» What is asked:
Copy out the entries word for word, from the first line through the line that contains "pie-slice: [139, 55, 161, 222]", with both of those lines included.

Layout region entries
□ □ □ □ □

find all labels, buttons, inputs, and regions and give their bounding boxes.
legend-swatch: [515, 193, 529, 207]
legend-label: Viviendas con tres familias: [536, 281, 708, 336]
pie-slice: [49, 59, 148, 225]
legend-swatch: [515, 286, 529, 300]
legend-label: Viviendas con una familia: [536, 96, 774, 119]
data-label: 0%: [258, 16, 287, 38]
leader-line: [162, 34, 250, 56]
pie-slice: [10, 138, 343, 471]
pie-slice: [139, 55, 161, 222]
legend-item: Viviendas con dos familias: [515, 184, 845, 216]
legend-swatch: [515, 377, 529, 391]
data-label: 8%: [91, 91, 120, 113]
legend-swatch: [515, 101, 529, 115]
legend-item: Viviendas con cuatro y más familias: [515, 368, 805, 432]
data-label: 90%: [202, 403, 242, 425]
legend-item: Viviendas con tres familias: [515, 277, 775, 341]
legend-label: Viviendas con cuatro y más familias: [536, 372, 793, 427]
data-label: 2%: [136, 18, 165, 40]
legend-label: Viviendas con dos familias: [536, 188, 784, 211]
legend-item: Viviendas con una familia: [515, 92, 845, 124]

□ □ □ □ □

» Response to the exercise:
find all labels, buttons, inputs, and regions and give their bounding boxes.
legend-swatch: [515, 193, 529, 207]
legend-label: Viviendas con tres familias: [536, 281, 708, 336]
pie-slice: [49, 59, 148, 225]
legend-swatch: [515, 286, 529, 300]
legend-label: Viviendas con una familia: [536, 96, 774, 119]
data-label: 0%: [258, 16, 287, 38]
leader-line: [162, 34, 250, 56]
pie-slice: [10, 138, 343, 471]
pie-slice: [139, 55, 161, 222]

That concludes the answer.